== Input material ==
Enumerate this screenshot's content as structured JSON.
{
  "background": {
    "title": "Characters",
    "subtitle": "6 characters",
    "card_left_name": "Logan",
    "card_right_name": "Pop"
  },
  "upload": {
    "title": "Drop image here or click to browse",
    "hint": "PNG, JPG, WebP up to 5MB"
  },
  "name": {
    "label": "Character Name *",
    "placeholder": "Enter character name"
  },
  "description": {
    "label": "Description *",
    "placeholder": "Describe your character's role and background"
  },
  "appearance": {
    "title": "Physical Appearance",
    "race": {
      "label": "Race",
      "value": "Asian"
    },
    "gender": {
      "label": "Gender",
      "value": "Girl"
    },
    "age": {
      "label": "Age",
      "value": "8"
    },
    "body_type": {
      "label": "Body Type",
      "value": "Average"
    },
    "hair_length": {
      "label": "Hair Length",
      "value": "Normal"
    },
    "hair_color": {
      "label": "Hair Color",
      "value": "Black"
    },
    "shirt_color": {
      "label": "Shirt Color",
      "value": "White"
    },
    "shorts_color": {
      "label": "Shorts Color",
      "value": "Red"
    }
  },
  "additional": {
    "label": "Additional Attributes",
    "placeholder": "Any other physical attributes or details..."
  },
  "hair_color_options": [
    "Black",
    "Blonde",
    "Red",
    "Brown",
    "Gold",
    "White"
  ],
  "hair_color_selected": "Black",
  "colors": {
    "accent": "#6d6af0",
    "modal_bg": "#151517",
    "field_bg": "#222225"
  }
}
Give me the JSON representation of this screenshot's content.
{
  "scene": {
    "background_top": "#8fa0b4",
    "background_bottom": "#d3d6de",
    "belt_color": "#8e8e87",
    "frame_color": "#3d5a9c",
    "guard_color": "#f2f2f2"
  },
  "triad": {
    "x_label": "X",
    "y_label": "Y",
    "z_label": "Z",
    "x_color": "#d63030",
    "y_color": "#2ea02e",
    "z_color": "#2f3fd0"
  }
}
===
_Exercise details_.
Go over the data above and copy every line that has the word "JSON" in it.

_Problem solution_.
Enumerate this screenshot's content as structured JSON.
Give me the JSON representation of this screenshot's content.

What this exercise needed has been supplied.